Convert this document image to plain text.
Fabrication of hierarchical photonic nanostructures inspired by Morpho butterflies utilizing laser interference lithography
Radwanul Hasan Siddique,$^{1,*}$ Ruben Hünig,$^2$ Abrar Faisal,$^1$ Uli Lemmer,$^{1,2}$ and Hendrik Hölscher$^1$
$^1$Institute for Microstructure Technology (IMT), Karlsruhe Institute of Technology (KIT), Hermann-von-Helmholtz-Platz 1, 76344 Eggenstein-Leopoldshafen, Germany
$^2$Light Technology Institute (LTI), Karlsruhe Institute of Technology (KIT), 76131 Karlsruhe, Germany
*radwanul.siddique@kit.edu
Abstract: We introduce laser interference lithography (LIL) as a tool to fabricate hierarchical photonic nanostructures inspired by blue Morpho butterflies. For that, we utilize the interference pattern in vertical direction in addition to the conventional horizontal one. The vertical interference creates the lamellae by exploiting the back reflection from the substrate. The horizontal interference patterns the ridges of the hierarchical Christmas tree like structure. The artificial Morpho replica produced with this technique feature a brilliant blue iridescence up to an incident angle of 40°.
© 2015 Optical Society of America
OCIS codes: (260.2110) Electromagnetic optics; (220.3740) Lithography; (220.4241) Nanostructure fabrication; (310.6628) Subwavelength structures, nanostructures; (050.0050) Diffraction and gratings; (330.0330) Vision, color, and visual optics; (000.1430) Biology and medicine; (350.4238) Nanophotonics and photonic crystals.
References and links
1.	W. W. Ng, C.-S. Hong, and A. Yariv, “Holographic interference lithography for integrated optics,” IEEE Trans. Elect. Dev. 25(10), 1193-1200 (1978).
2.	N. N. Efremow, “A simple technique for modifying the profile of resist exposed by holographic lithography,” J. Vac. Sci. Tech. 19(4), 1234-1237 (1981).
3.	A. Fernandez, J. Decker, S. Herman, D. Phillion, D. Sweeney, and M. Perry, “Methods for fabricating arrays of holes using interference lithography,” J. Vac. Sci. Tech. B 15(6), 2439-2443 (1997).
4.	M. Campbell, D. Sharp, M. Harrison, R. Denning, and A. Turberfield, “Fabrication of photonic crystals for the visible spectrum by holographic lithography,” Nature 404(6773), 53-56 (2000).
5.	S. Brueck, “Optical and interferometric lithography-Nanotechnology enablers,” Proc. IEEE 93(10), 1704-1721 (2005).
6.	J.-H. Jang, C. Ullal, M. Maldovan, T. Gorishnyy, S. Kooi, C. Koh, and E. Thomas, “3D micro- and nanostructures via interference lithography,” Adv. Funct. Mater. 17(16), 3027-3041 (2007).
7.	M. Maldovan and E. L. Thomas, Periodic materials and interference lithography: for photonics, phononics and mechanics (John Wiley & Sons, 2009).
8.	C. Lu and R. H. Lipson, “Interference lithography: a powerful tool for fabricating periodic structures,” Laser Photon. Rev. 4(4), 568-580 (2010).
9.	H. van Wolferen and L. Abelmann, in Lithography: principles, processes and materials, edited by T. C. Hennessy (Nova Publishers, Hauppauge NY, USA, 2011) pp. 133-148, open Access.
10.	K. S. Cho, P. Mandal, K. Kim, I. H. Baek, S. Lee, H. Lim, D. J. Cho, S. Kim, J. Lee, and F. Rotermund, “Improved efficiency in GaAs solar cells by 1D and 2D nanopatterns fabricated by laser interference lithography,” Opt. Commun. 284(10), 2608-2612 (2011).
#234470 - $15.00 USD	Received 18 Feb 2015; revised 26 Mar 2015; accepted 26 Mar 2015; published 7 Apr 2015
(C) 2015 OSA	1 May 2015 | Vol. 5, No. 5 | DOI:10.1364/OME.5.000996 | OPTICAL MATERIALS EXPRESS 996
....................
Assignment ->
Return the data from the top line through the bottom line exactly.

Solution to this problem ->
Convert this document image to plain text.
Fabrication of hierarchical photonic nanostructures inspired by Morpho butterflies utilizing laser interference lithography
Radwanul Hasan Siddique,$^{1,*}$ Ruben Hünig,$^2$ Abrar Faisal,$^1$ Uli Lemmer,$^{1,2}$ and Hendrik Hölscher$^1$
$^1$Institute for Microstructure Technology (IMT), Karlsruhe Institute of Technology (KIT), Hermann-von-Helmholtz-Platz 1, 76344 Eggenstein-Leopoldshafen, Germany
$^2$Light Technology Institute (LTI), Karlsruhe Institute of Technology (KIT), 76131 Karlsruhe, Germany
*radwanul.siddique@kit.edu
Abstract: We introduce laser interference lithography (LIL) as a tool to fabricate hierarchical photonic nanostructures inspired by blue Morpho butterflies. For that, we utilize the interference pattern in vertical direction in addition to the conventional horizontal one. The vertical interference creates the lamellae by exploiting the back reflection from the substrate. The horizontal interference patterns the ridges of the hierarchical Christmas tree like structure. The artificial Morpho replica produced with this technique feature a brilliant blue iridescence up to an incident angle of 40°.
© 2015 Optical Society of America
OCIS codes: (260.2110) Electromagnetic optics; (220.3740) Lithography; (220.4241) Nanostructure fabrication; (310.6628) Subwavelength structures, nanostructures; (050.0050) Diffraction and gratings; (330.0330) Vision, color, and visual optics; (000.1430) Biology and medicine; (350.4238) Nanophotonics and photonic crystals.
References and links
1.	W. W. Ng, C.-S. Hong, and A. Yariv, “Holographic interference lithography for integrated optics,” IEEE Trans. Elect. Dev. 25(10), 1193-1200 (1978).
2.	N. N. Efremow, “A simple technique for modifying the profile of resist exposed by holographic lithography,” J. Vac. Sci. Tech. 19(4), 1234-1237 (1981).
3.	A. Fernandez, J. Decker, S. Herman, D. Phillion, D. Sweeney, and M. Perry, “Methods for fabricating arrays of holes using interference lithography,” J. Vac. Sci. Tech. B 15(6), 2439-2443 (1997).
4.	M. Campbell, D. Sharp, M. Harrison, R. Denning, and A. Turberfield, “Fabrication of photonic crystals for the visible spectrum by holographic lithography,” Nature 404(6773), 53-56 (2000).
5.	S. Brueck, “Optical and interferometric lithography-Nanotechnology enablers,” Proc. IEEE 93(10), 1704-1721 (2005).
6.	J.-H. Jang, C. Ullal, M. Maldovan, T. Gorishnyy, S. Kooi, C. Koh, and E. Thomas, “3D micro- and nanostructures via interference lithography,” Adv. Funct. Mater. 17(16), 3027-3041 (2007).
7.	M. Maldovan and E. L. Thomas, Periodic materials and interference lithography: for photonics, phononics and mechanics (John Wiley & Sons, 2009).
8.	C. Lu and R. H. Lipson, “Interference lithography: a powerful tool for fabricating periodic structures,” Laser Photon. Rev. 4(4), 568-580 (2010).
9.	H. van Wolferen and L. Abelmann, in Lithography: principles, processes and materials, edited by T. C. Hennessy (Nova Publishers, Hauppauge NY, USA, 2011) pp. 133-148, open Access.
10.	K. S. Cho, P. Mandal, K. Kim, I. H. Baek, S. Lee, H. Lim, D. J. Cho, S. Kim, J. Lee, and F. Rotermund, “Improved efficiency in GaAs solar cells by 1D and 2D nanopatterns fabricated by laser interference lithography,” Opt. Commun. 284(10), 2608-2612 (2011).
#234470 - $15.00 USD	Received 18 Feb 2015; revised 26 Mar 2015; accepted 26 Mar 2015; published 7 Apr 2015
(C) 2015 OSA	1 May 2015 | Vol. 5, No. 5 | DOI:10.1364/OME.5.000996 | OPTICAL MATERIALS EXPRESS 996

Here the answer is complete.